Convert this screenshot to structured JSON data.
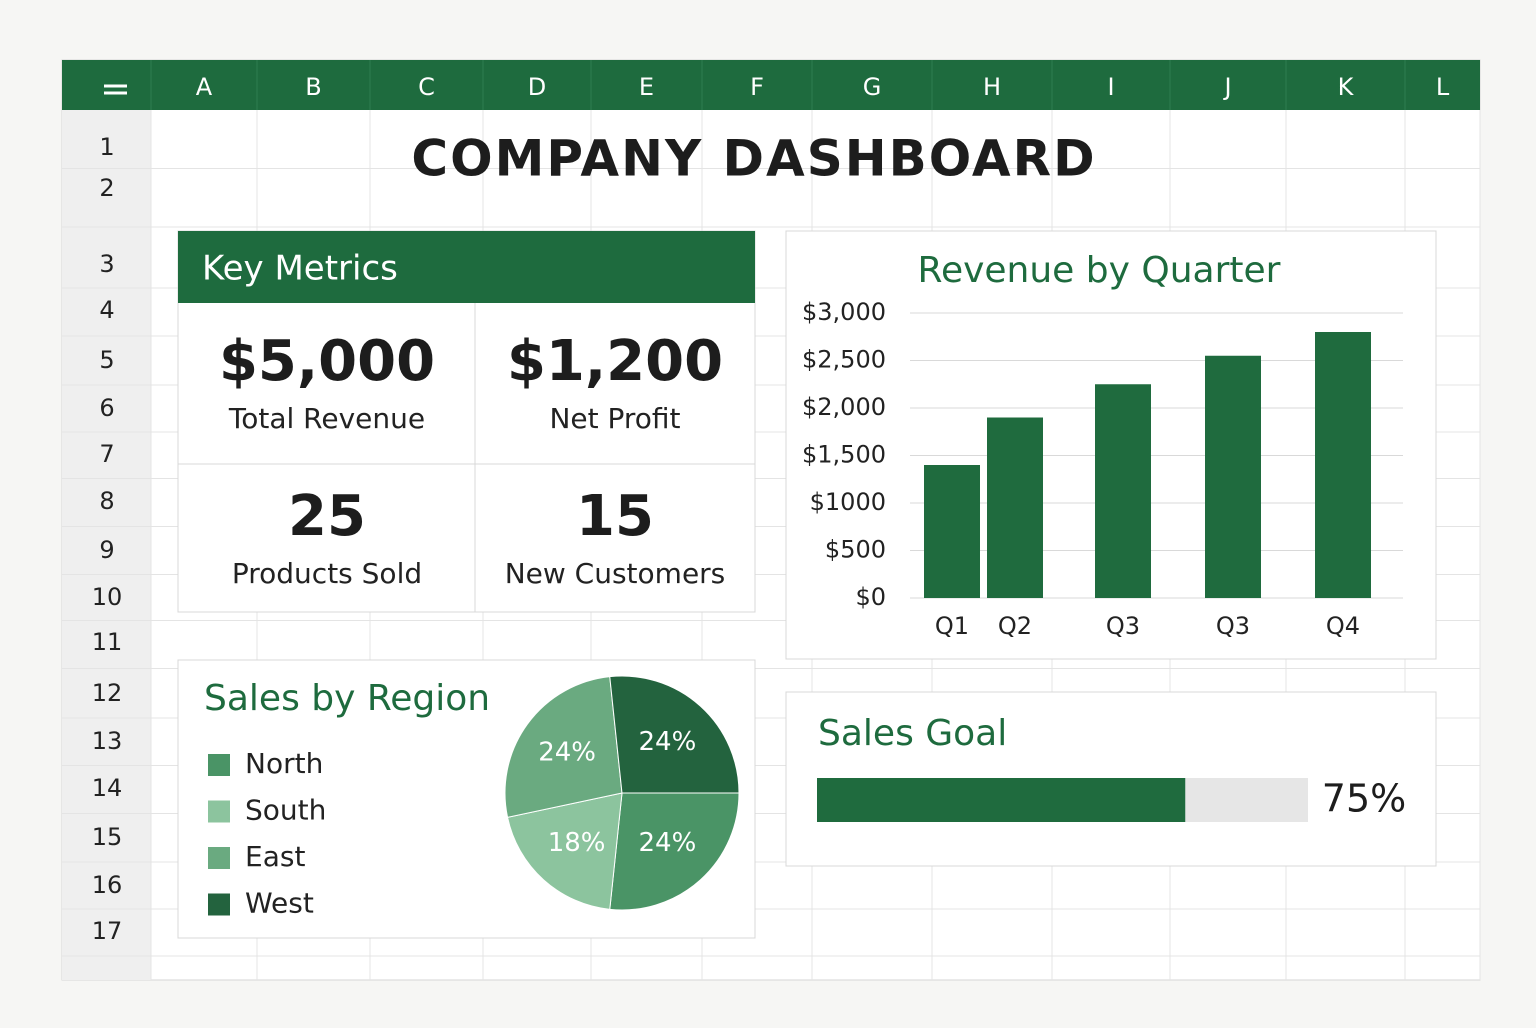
{
  "sheet": {
    "columns": [
      "A",
      "B",
      "C",
      "D",
      "E",
      "F",
      "G",
      "H",
      "I",
      "J",
      "K",
      "L"
    ],
    "rows": [
      "1",
      "2",
      "3",
      "4",
      "5",
      "6",
      "7",
      "8",
      "9",
      "10",
      "11",
      "12",
      "13",
      "14",
      "15",
      "16",
      "17"
    ]
  },
  "header": {
    "title": "COMPANY DASHBOARD"
  },
  "key_metrics": {
    "title": "Key Metrics",
    "items": [
      {
        "value": "$5,000",
        "label": "Total Revenue"
      },
      {
        "value": "$1,200",
        "label": "Net Profit"
      },
      {
        "value": "25",
        "label": "Products Sold"
      },
      {
        "value": "15",
        "label": "New Customers"
      }
    ]
  },
  "chart_data": [
    {
      "type": "bar",
      "title": "Revenue by Quarter",
      "categories": [
        "Q1",
        "Q2",
        "Q3",
        "Q3",
        "Q4"
      ],
      "values": [
        1400,
        1900,
        2250,
        2550,
        2800
      ],
      "color": "#1f6b3e",
      "ylim": [
        0,
        3000
      ],
      "yticks": [
        {
          "value": 0,
          "label": "$0"
        },
        {
          "value": 500,
          "label": "$500"
        },
        {
          "value": 1000,
          "label": "$1000"
        },
        {
          "value": 1500,
          "label": "$1,500"
        },
        {
          "value": 2000,
          "label": "$2,000"
        },
        {
          "value": 2500,
          "label": "$2,500"
        },
        {
          "value": 3000,
          "label": "$3,000"
        }
      ],
      "grid": true
    },
    {
      "type": "pie",
      "title": "Sales by Region",
      "categories": [
        "North",
        "South",
        "East",
        "West"
      ],
      "values": [
        24,
        18,
        24,
        24
      ],
      "value_labels": [
        "24%",
        "18%",
        "24%",
        "24%"
      ],
      "colors": [
        "#4a9466",
        "#8cc49e",
        "#6aaa80",
        "#23633e"
      ]
    },
    {
      "type": "progress",
      "title": "Sales Goal",
      "values": [
        75
      ],
      "value_labels": [
        "75%"
      ],
      "xlim": [
        0,
        100
      ],
      "color": "#1f6b3e",
      "track_color": "#e6e6e6"
    }
  ]
}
++++++++++++++++++++
» PROBLEM REQUIREMENTS
Scan the listing above for the word "title" and copy every line that holds it.

» RESPONSE BELOW
    "title": "COMPANY DASHBOARD"
    "title": "Key Metrics",
      "title": "Revenue by Quarter",
      "title": "Sales by Region",
      "title": "Sales Goal",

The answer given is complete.